WRITTEN PROBLEM:
Copy the records that follow exactly as written, but not their pictures.

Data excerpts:
===

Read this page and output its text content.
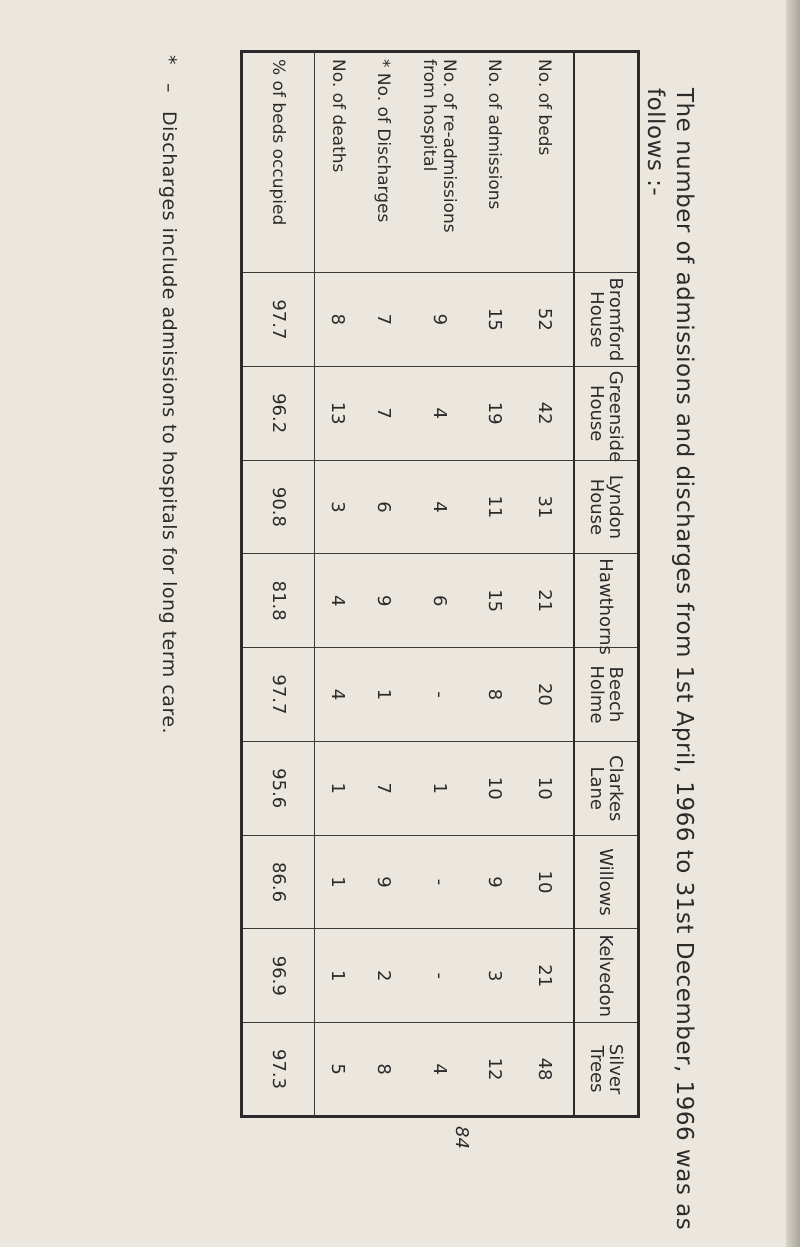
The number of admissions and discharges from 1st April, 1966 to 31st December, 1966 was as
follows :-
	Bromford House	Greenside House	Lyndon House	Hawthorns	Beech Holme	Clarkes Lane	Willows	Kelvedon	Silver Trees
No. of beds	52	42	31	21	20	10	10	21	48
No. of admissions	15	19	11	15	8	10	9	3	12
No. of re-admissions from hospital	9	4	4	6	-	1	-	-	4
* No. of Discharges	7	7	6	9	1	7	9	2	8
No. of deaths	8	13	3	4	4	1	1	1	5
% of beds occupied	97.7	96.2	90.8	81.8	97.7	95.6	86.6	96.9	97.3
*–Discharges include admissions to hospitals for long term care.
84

===

ANSWER:
Read this page and output its text content.
The number of admissions and discharges from 1st April, 1966 to 31st December, 1966 was as
follows :-
	Bromford House	Greenside House	Lyndon House	Hawthorns	Beech Holme	Clarkes Lane	Willows	Kelvedon	Silver Trees
No. of beds	52	42	31	21	20	10	10	21	48
No. of admissions	15	19	11	15	8	10	9	3	12
No. of re-admissions from hospital	9	4	4	6	-	1	-	-	4
* No. of Discharges	7	7	6	9	1	7	9	2	8
No. of deaths	8	13	3	4	4	1	1	1	5
% of beds occupied	97.7	96.2	90.8	81.8	97.7	95.6	86.6	96.9	97.3
*–Discharges include admissions to hospitals for long term care.
84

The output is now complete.